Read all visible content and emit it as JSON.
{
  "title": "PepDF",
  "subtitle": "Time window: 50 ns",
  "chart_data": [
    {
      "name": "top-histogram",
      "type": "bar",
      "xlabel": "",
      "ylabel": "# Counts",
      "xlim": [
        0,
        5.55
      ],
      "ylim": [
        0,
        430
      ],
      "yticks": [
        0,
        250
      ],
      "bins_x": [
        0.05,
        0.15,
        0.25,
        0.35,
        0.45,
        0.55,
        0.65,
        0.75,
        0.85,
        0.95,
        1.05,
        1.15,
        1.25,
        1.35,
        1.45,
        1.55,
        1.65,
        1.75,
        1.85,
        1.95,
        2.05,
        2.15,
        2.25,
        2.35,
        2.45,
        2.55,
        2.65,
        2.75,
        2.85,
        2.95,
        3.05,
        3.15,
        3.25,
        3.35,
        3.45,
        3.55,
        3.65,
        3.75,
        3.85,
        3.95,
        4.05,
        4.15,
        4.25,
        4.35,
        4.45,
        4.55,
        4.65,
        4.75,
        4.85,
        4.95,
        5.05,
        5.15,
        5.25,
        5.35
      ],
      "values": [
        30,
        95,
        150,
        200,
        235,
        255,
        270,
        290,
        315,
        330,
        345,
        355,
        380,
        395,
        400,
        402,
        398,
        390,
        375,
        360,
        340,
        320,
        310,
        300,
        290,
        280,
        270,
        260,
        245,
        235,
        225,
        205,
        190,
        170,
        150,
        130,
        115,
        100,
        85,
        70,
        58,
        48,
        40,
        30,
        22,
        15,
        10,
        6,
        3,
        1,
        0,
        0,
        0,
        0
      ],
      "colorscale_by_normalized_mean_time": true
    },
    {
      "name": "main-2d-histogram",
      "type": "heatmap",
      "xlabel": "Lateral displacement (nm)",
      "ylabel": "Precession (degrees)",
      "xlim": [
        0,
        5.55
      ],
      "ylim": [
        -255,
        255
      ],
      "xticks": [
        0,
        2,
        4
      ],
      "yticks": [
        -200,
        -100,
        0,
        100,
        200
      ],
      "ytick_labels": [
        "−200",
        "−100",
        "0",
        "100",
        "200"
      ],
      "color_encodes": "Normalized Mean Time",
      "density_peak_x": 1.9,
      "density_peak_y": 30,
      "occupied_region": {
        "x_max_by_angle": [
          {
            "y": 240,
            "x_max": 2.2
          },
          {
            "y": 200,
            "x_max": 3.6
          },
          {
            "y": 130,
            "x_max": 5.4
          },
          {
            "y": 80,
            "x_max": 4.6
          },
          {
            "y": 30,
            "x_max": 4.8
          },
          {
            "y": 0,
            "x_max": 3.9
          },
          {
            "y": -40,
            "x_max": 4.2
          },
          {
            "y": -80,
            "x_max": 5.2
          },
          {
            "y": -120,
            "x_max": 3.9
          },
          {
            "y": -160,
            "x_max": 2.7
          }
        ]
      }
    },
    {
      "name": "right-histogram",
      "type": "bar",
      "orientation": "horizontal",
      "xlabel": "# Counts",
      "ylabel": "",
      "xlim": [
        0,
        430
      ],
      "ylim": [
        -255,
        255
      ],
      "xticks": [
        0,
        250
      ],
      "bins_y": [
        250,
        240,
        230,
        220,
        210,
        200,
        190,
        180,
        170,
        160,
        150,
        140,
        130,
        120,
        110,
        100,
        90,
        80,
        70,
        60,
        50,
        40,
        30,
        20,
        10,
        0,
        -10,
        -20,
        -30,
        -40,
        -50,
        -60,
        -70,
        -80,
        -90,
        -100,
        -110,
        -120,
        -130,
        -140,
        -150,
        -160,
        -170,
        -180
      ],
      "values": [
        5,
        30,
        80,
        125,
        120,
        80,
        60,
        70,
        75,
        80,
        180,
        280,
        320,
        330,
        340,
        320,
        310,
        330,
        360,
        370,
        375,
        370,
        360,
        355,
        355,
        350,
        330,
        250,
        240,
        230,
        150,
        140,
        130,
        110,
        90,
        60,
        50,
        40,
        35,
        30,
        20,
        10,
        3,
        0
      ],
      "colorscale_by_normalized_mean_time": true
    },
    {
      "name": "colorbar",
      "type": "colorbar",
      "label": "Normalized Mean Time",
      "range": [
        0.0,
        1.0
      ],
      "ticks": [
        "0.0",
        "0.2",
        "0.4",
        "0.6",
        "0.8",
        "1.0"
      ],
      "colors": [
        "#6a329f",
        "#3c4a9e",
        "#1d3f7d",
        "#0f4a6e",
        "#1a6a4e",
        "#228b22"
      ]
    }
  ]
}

■ ■ ■ ■

[Given exercise]:
Without omitting anything, output the entries exactly.

[The completed task]:
Read all visible content and emit it as JSON.
{
  "title": "PepDF",
  "subtitle": "Time window: 50 ns",
  "chart_data": [
    {
      "name": "top-histogram",
      "type": "bar",
      "xlabel": "",
      "ylabel": "# Counts",
      "xlim": [
        0,
        5.55
      ],
      "ylim": [
        0,
        430
      ],
      "yticks": [
        0,
        250
      ],
      "bins_x": [
        0.05,
        0.15,
        0.25,
        0.35,
        0.45,
        0.55,
        0.65,
        0.75,
        0.85,
        0.95,
        1.05,
        1.15,
        1.25,
        1.35,
        1.45,
        1.55,
        1.65,
        1.75,
        1.85,
        1.95,
        2.05,
        2.15,
        2.25,
        2.35,
        2.45,
        2.55,
        2.65,
        2.75,
        2.85,
        2.95,
        3.05,
        3.15,
        3.25,
        3.35,
        3.45,
        3.55,
        3.65,
        3.75,
        3.85,
        3.95,
        4.05,
        4.15,
        4.25,
        4.35,
        4.45,
        4.55,
        4.65,
        4.75,
        4.85,
        4.95,
        5.05,
        5.15,
        5.25,
        5.35
      ],
      "values": [
        30,
        95,
        150,
        200,
        235,
        255,
        270,
        290,
        315,
        330,
        345,
        355,
        380,
        395,
        400,
        402,
        398,
        390,
        375,
        360,
        340,
        320,
        310,
        300,
        290,
        280,
        270,
        260,
        245,
        235,
        225,
        205,
        190,
        170,
        150,
        130,
        115,
        100,
        85,
        70,
        58,
        48,
        40,
        30,
        22,
        15,
        10,
        6,
        3,
        1,
        0,
        0,
        0,
        0
      ],
      "colorscale_by_normalized_mean_time": true
    },
    {
      "name": "main-2d-histogram",
      "type": "heatmap",
      "xlabel": "Lateral displacement (nm)",
      "ylabel": "Precession (degrees)",
      "xlim": [
        0,
        5.55
      ],
      "ylim": [
        -255,
        255
      ],
      "xticks": [
        0,
        2,
        4
      ],
      "yticks": [
        -200,
        -100,
        0,
        100,
        200
      ],
      "ytick_labels": [
        "−200",
        "−100",
        "0",
        "100",
        "200"
      ],
      "color_encodes": "Normalized Mean Time",
      "density_peak_x": 1.9,
      "density_peak_y": 30,
      "occupied_region": {
        "x_max_by_angle": [
          {
            "y": 240,
            "x_max": 2.2
          },
          {
            "y": 200,
            "x_max": 3.6
          },
          {
            "y": 130,
            "x_max": 5.4
          },
          {
            "y": 80,
            "x_max": 4.6
          },
          {
            "y": 30,
            "x_max": 4.8
          },
          {
            "y": 0,
            "x_max": 3.9
          },
          {
            "y": -40,
            "x_max": 4.2
          },
          {
            "y": -80,
            "x_max": 5.2
          },
          {
            "y": -120,
            "x_max": 3.9
          },
          {
            "y": -160,
            "x_max": 2.7
          }
        ]
      }
    },
    {
      "name": "right-histogram",
      "type": "bar",
      "orientation": "horizontal",
      "xlabel": "# Counts",
      "ylabel": "",
      "xlim": [
        0,
        430
      ],
      "ylim": [
        -255,
        255
      ],
      "xticks": [
        0,
        250
      ],
      "bins_y": [
        250,
        240,
        230,
        220,
        210,
        200,
        190,
        180,
        170,
        160,
        150,
        140,
        130,
        120,
        110,
        100,
        90,
        80,
        70,
        60,
        50,
        40,
        30,
        20,
        10,
        0,
        -10,
        -20,
        -30,
        -40,
        -50,
        -60,
        -70,
        -80,
        -90,
        -100,
        -110,
        -120,
        -130,
        -140,
        -150,
        -160,
        -170,
        -180
      ],
      "values": [
        5,
        30,
        80,
        125,
        120,
        80,
        60,
        70,
        75,
        80,
        180,
        280,
        320,
        330,
        340,
        320,
        310,
        330,
        360,
        370,
        375,
        370,
        360,
        355,
        355,
        350,
        330,
        250,
        240,
        230,
        150,
        140,
        130,
        110,
        90,
        60,
        50,
        40,
        35,
        30,
        20,
        10,
        3,
        0
      ],
      "colorscale_by_normalized_mean_time": true
    },
    {
      "name": "colorbar",
      "type": "colorbar",
      "label": "Normalized Mean Time",
      "range": [
        0.0,
        1.0
      ],
      "ticks": [
        "0.0",
        "0.2",
        "0.4",
        "0.6",
        "0.8",
        "1.0"
      ],
      "colors": [
        "#6a329f",
        "#3c4a9e",
        "#1d3f7d",
        "#0f4a6e",
        "#1a6a4e",
        "#228b22"
      ]
    }
  ]
}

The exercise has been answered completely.